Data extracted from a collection
** start **

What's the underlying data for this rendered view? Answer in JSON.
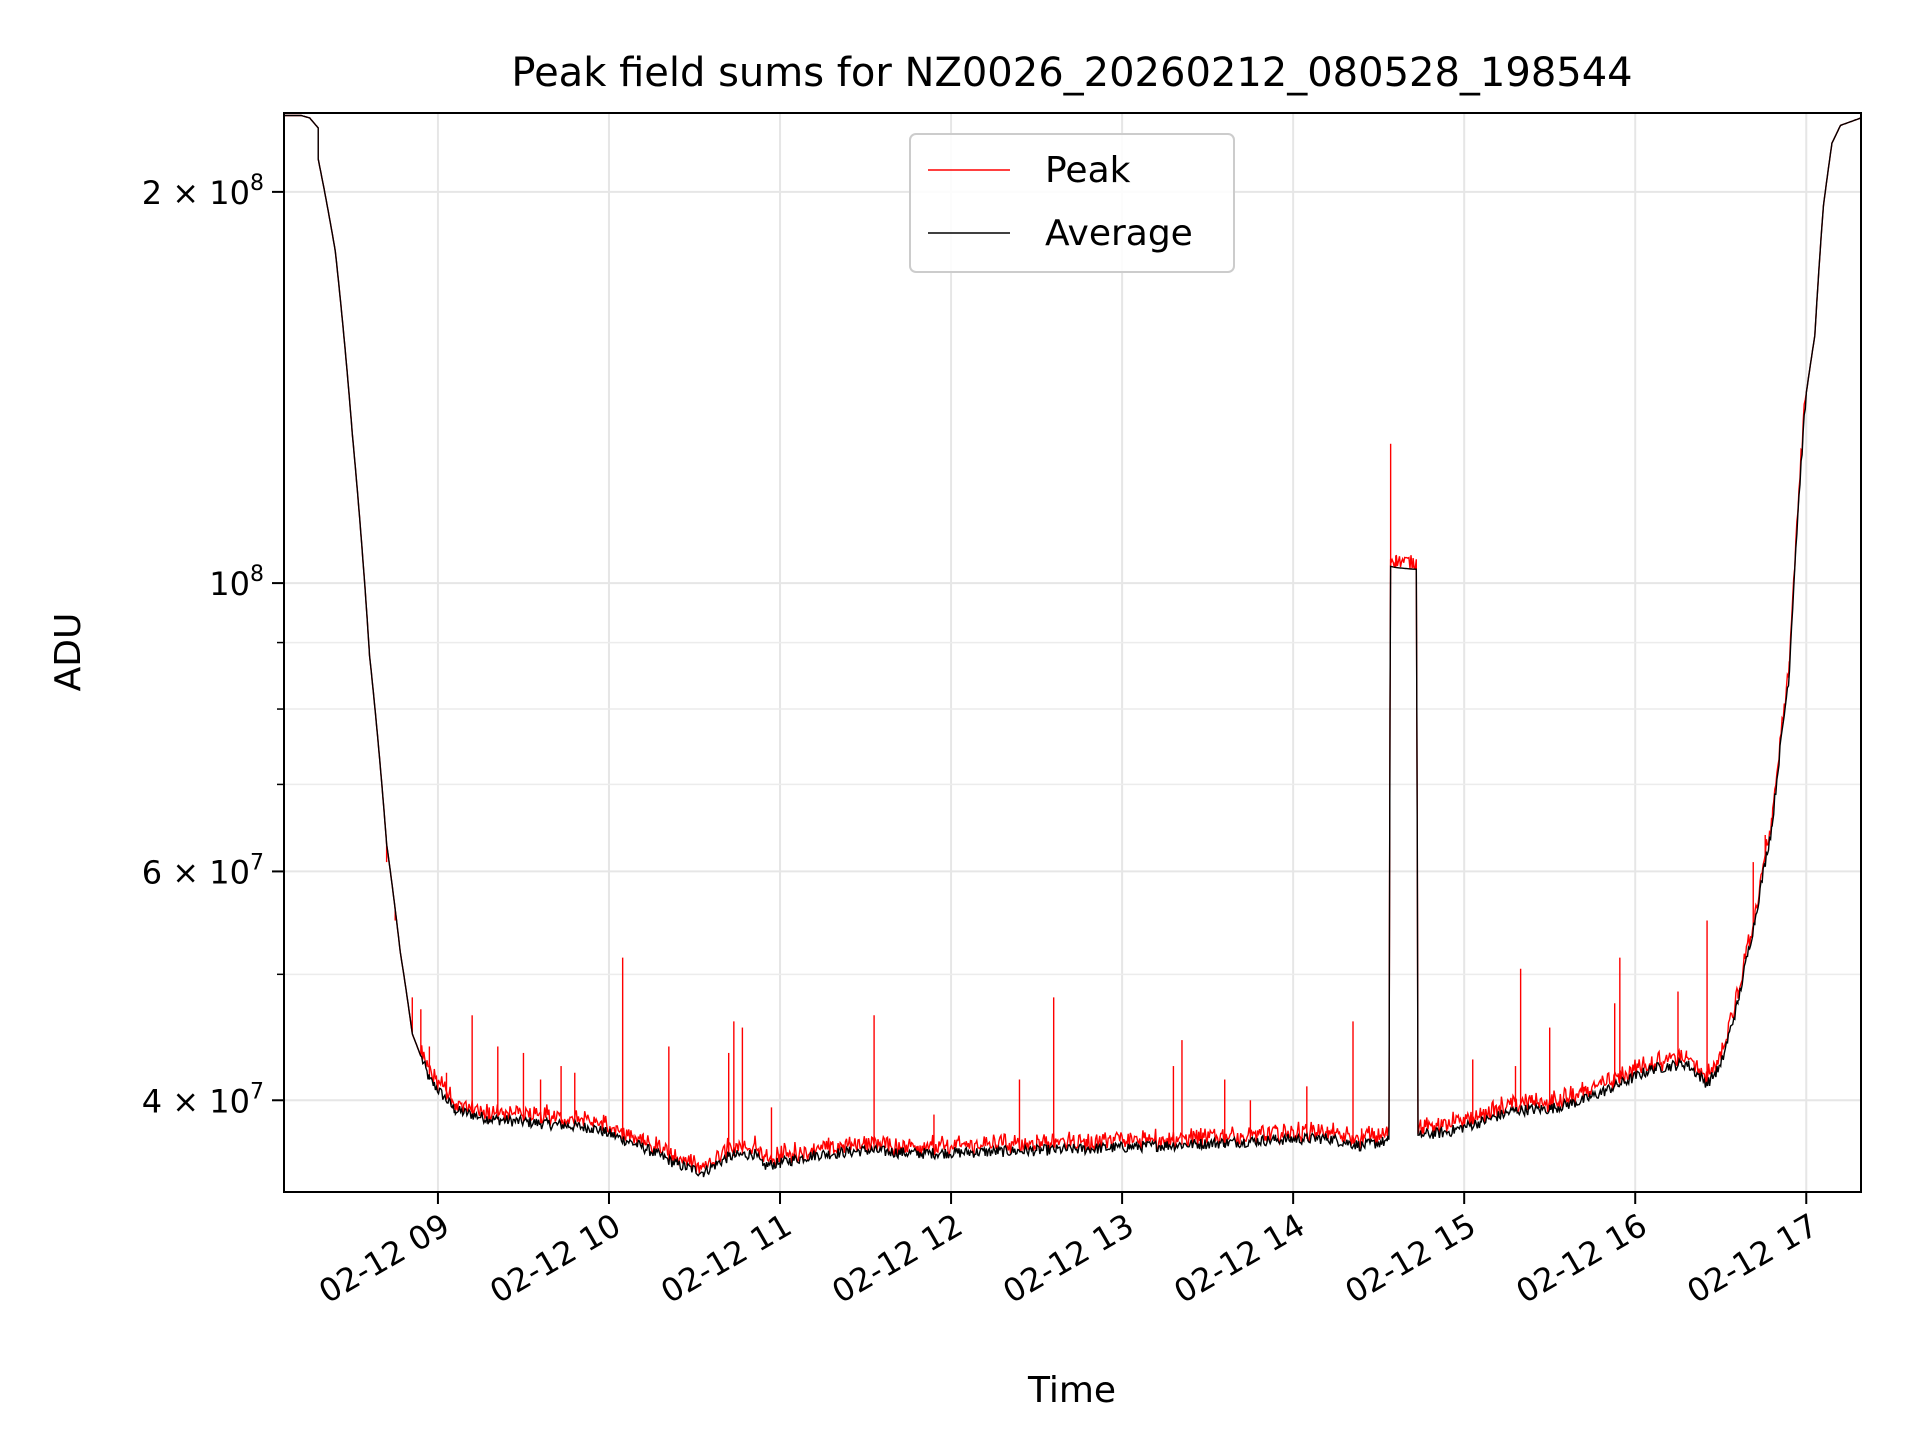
{
  "chart_data": {
    "type": "line",
    "title": "Peak field sums for NZ0026_20260212_080528_198544",
    "xlabel": "Time",
    "ylabel": "ADU",
    "yscale": "log",
    "grid": true,
    "legend_position": "top-center",
    "xlim_hours": [
      8.1,
      17.32
    ],
    "ylim": [
      34000000,
      230000000
    ],
    "x_ticks": [
      {
        "hour": 9,
        "label": "02-12 09"
      },
      {
        "hour": 10,
        "label": "02-12 10"
      },
      {
        "hour": 11,
        "label": "02-12 11"
      },
      {
        "hour": 12,
        "label": "02-12 12"
      },
      {
        "hour": 13,
        "label": "02-12 13"
      },
      {
        "hour": 14,
        "label": "02-12 14"
      },
      {
        "hour": 15,
        "label": "02-12 15"
      },
      {
        "hour": 16,
        "label": "02-12 16"
      },
      {
        "hour": 17,
        "label": "02-12 17"
      }
    ],
    "y_ticks": [
      {
        "value": 40000000,
        "base": "4 × 10",
        "exp": "7"
      },
      {
        "value": 60000000,
        "base": "6 × 10",
        "exp": "7"
      },
      {
        "value": 100000000,
        "base": "10",
        "exp": "8"
      },
      {
        "value": 200000000,
        "base": "2 × 10",
        "exp": "8"
      }
    ],
    "y_minor_ticks": [
      50000000,
      70000000,
      80000000,
      90000000
    ],
    "series": [
      {
        "name": "Peak",
        "color": "#ff0000",
        "spikes": [
          [
            8.7,
            61000000
          ],
          [
            8.75,
            55000000
          ],
          [
            8.85,
            48000000
          ],
          [
            8.9,
            47000000
          ],
          [
            8.95,
            44000000
          ],
          [
            9.05,
            42000000
          ],
          [
            9.2,
            46500000
          ],
          [
            9.35,
            44000000
          ],
          [
            9.5,
            43500000
          ],
          [
            9.6,
            41500000
          ],
          [
            9.72,
            42500000
          ],
          [
            9.8,
            42000000
          ],
          [
            10.08,
            51500000
          ],
          [
            10.35,
            44000000
          ],
          [
            10.7,
            43500000
          ],
          [
            10.73,
            46000000
          ],
          [
            10.78,
            45500000
          ],
          [
            10.95,
            39500000
          ],
          [
            11.55,
            46500000
          ],
          [
            11.9,
            39000000
          ],
          [
            12.4,
            41500000
          ],
          [
            12.6,
            48000000
          ],
          [
            13.3,
            42500000
          ],
          [
            13.35,
            44500000
          ],
          [
            13.6,
            41500000
          ],
          [
            13.75,
            40000000
          ],
          [
            14.08,
            41000000
          ],
          [
            14.35,
            46000000
          ],
          [
            14.57,
            128000000
          ],
          [
            14.6,
            105000000
          ],
          [
            15.05,
            43000000
          ],
          [
            15.3,
            42500000
          ],
          [
            15.33,
            50500000
          ],
          [
            15.5,
            45500000
          ],
          [
            15.88,
            47500000
          ],
          [
            15.91,
            51500000
          ],
          [
            16.25,
            48500000
          ],
          [
            16.42,
            55000000
          ],
          [
            16.69,
            61000000
          ],
          [
            16.76,
            64000000
          ]
        ]
      },
      {
        "name": "Average",
        "color": "#000000",
        "points": [
          [
            8.1,
            229000000
          ],
          [
            8.2,
            229000000
          ],
          [
            8.25,
            228000000
          ],
          [
            8.3,
            224000000
          ],
          [
            8.3,
            212000000
          ],
          [
            8.4,
            180000000
          ],
          [
            8.5,
            130000000
          ],
          [
            8.6,
            88000000
          ],
          [
            8.7,
            63000000
          ],
          [
            8.78,
            52000000
          ],
          [
            8.85,
            45000000
          ],
          [
            8.95,
            41500000
          ],
          [
            9.1,
            39300000
          ],
          [
            9.3,
            38700000
          ],
          [
            9.6,
            38400000
          ],
          [
            9.9,
            38100000
          ],
          [
            10.0,
            37700000
          ],
          [
            10.2,
            36800000
          ],
          [
            10.4,
            35700000
          ],
          [
            10.55,
            35200000
          ],
          [
            10.7,
            36200000
          ],
          [
            10.85,
            36400000
          ],
          [
            10.9,
            35600000
          ],
          [
            11.0,
            35800000
          ],
          [
            11.2,
            36300000
          ],
          [
            11.5,
            36600000
          ],
          [
            11.8,
            36400000
          ],
          [
            12.2,
            36500000
          ],
          [
            12.5,
            36600000
          ],
          [
            12.8,
            36700000
          ],
          [
            13.2,
            36900000
          ],
          [
            13.6,
            37100000
          ],
          [
            13.9,
            37300000
          ],
          [
            14.2,
            37400000
          ],
          [
            14.4,
            36900000
          ],
          [
            14.55,
            37200000
          ],
          [
            14.56,
            37300000
          ],
          [
            14.57,
            103000000
          ],
          [
            14.6,
            102800000
          ],
          [
            14.7,
            102500000
          ],
          [
            14.72,
            102500000
          ],
          [
            14.73,
            37600000
          ],
          [
            14.9,
            37800000
          ],
          [
            15.1,
            38500000
          ],
          [
            15.3,
            39300000
          ],
          [
            15.5,
            39400000
          ],
          [
            15.7,
            40000000
          ],
          [
            15.9,
            41100000
          ],
          [
            16.1,
            42300000
          ],
          [
            16.3,
            42700000
          ],
          [
            16.42,
            41200000
          ],
          [
            16.5,
            42500000
          ],
          [
            16.6,
            47500000
          ],
          [
            16.7,
            55000000
          ],
          [
            16.8,
            65000000
          ],
          [
            16.9,
            85000000
          ],
          [
            17.0,
            140000000
          ],
          [
            17.05,
            155000000
          ],
          [
            17.1,
            195000000
          ],
          [
            17.15,
            218000000
          ],
          [
            17.2,
            225000000
          ],
          [
            17.32,
            228000000
          ]
        ]
      }
    ]
  }
}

** end **

• **Required task**
Leave out the pictures and return every record word for word.

• **Solution**
What's the underlying data for this rendered view? Answer in JSON.
{
  "chart_data": {
    "type": "line",
    "title": "Peak field sums for NZ0026_20260212_080528_198544",
    "xlabel": "Time",
    "ylabel": "ADU",
    "yscale": "log",
    "grid": true,
    "legend_position": "top-center",
    "xlim_hours": [
      8.1,
      17.32
    ],
    "ylim": [
      34000000,
      230000000
    ],
    "x_ticks": [
      {
        "hour": 9,
        "label": "02-12 09"
      },
      {
        "hour": 10,
        "label": "02-12 10"
      },
      {
        "hour": 11,
        "label": "02-12 11"
      },
      {
        "hour": 12,
        "label": "02-12 12"
      },
      {
        "hour": 13,
        "label": "02-12 13"
      },
      {
        "hour": 14,
        "label": "02-12 14"
      },
      {
        "hour": 15,
        "label": "02-12 15"
      },
      {
        "hour": 16,
        "label": "02-12 16"
      },
      {
        "hour": 17,
        "label": "02-12 17"
      }
    ],
    "y_ticks": [
      {
        "value": 40000000,
        "base": "4 × 10",
        "exp": "7"
      },
      {
        "value": 60000000,
        "base": "6 × 10",
        "exp": "7"
      },
      {
        "value": 100000000,
        "base": "10",
        "exp": "8"
      },
      {
        "value": 200000000,
        "base": "2 × 10",
        "exp": "8"
      }
    ],
    "y_minor_ticks": [
      50000000,
      70000000,
      80000000,
      90000000
    ],
    "series": [
      {
        "name": "Peak",
        "color": "#ff0000",
        "spikes": [
          [
            8.7,
            61000000
          ],
          [
            8.75,
            55000000
          ],
          [
            8.85,
            48000000
          ],
          [
            8.9,
            47000000
          ],
          [
            8.95,
            44000000
          ],
          [
            9.05,
            42000000
          ],
          [
            9.2,
            46500000
          ],
          [
            9.35,
            44000000
          ],
          [
            9.5,
            43500000
          ],
          [
            9.6,
            41500000
          ],
          [
            9.72,
            42500000
          ],
          [
            9.8,
            42000000
          ],
          [
            10.08,
            51500000
          ],
          [
            10.35,
            44000000
          ],
          [
            10.7,
            43500000
          ],
          [
            10.73,
            46000000
          ],
          [
            10.78,
            45500000
          ],
          [
            10.95,
            39500000
          ],
          [
            11.55,
            46500000
          ],
          [
            11.9,
            39000000
          ],
          [
            12.4,
            41500000
          ],
          [
            12.6,
            48000000
          ],
          [
            13.3,
            42500000
          ],
          [
            13.35,
            44500000
          ],
          [
            13.6,
            41500000
          ],
          [
            13.75,
            40000000
          ],
          [
            14.08,
            41000000
          ],
          [
            14.35,
            46000000
          ],
          [
            14.57,
            128000000
          ],
          [
            14.6,
            105000000
          ],
          [
            15.05,
            43000000
          ],
          [
            15.3,
            42500000
          ],
          [
            15.33,
            50500000
          ],
          [
            15.5,
            45500000
          ],
          [
            15.88,
            47500000
          ],
          [
            15.91,
            51500000
          ],
          [
            16.25,
            48500000
          ],
          [
            16.42,
            55000000
          ],
          [
            16.69,
            61000000
          ],
          [
            16.76,
            64000000
          ]
        ]
      },
      {
        "name": "Average",
        "color": "#000000",
        "points": [
          [
            8.1,
            229000000
          ],
          [
            8.2,
            229000000
          ],
          [
            8.25,
            228000000
          ],
          [
            8.3,
            224000000
          ],
          [
            8.3,
            212000000
          ],
          [
            8.4,
            180000000
          ],
          [
            8.5,
            130000000
          ],
          [
            8.6,
            88000000
          ],
          [
            8.7,
            63000000
          ],
          [
            8.78,
            52000000
          ],
          [
            8.85,
            45000000
          ],
          [
            8.95,
            41500000
          ],
          [
            9.1,
            39300000
          ],
          [
            9.3,
            38700000
          ],
          [
            9.6,
            38400000
          ],
          [
            9.9,
            38100000
          ],
          [
            10.0,
            37700000
          ],
          [
            10.2,
            36800000
          ],
          [
            10.4,
            35700000
          ],
          [
            10.55,
            35200000
          ],
          [
            10.7,
            36200000
          ],
          [
            10.85,
            36400000
          ],
          [
            10.9,
            35600000
          ],
          [
            11.0,
            35800000
          ],
          [
            11.2,
            36300000
          ],
          [
            11.5,
            36600000
          ],
          [
            11.8,
            36400000
          ],
          [
            12.2,
            36500000
          ],
          [
            12.5,
            36600000
          ],
          [
            12.8,
            36700000
          ],
          [
            13.2,
            36900000
          ],
          [
            13.6,
            37100000
          ],
          [
            13.9,
            37300000
          ],
          [
            14.2,
            37400000
          ],
          [
            14.4,
            36900000
          ],
          [
            14.55,
            37200000
          ],
          [
            14.56,
            37300000
          ],
          [
            14.57,
            103000000
          ],
          [
            14.6,
            102800000
          ],
          [
            14.7,
            102500000
          ],
          [
            14.72,
            102500000
          ],
          [
            14.73,
            37600000
          ],
          [
            14.9,
            37800000
          ],
          [
            15.1,
            38500000
          ],
          [
            15.3,
            39300000
          ],
          [
            15.5,
            39400000
          ],
          [
            15.7,
            40000000
          ],
          [
            15.9,
            41100000
          ],
          [
            16.1,
            42300000
          ],
          [
            16.3,
            42700000
          ],
          [
            16.42,
            41200000
          ],
          [
            16.5,
            42500000
          ],
          [
            16.6,
            47500000
          ],
          [
            16.7,
            55000000
          ],
          [
            16.8,
            65000000
          ],
          [
            16.9,
            85000000
          ],
          [
            17.0,
            140000000
          ],
          [
            17.05,
            155000000
          ],
          [
            17.1,
            195000000
          ],
          [
            17.15,
            218000000
          ],
          [
            17.2,
            225000000
          ],
          [
            17.32,
            228000000
          ]
        ]
      }
    ]
  }
}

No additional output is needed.